%%
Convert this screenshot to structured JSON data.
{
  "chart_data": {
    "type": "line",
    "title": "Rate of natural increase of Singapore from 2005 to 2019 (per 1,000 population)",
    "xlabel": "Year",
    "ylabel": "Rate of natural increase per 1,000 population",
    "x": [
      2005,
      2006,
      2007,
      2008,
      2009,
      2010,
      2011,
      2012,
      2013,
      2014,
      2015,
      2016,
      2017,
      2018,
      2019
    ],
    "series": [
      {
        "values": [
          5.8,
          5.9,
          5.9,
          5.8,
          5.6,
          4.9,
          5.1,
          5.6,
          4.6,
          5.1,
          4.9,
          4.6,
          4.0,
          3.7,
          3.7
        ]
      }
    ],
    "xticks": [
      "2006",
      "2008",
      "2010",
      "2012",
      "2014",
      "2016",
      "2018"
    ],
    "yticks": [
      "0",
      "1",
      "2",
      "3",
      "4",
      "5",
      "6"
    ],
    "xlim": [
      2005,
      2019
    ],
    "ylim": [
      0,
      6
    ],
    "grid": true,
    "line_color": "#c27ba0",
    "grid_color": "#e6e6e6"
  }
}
%%
DO THIS =
Going through the entries above, tally each line that has the word "population". Answer with the number only.

OUTPUT =
2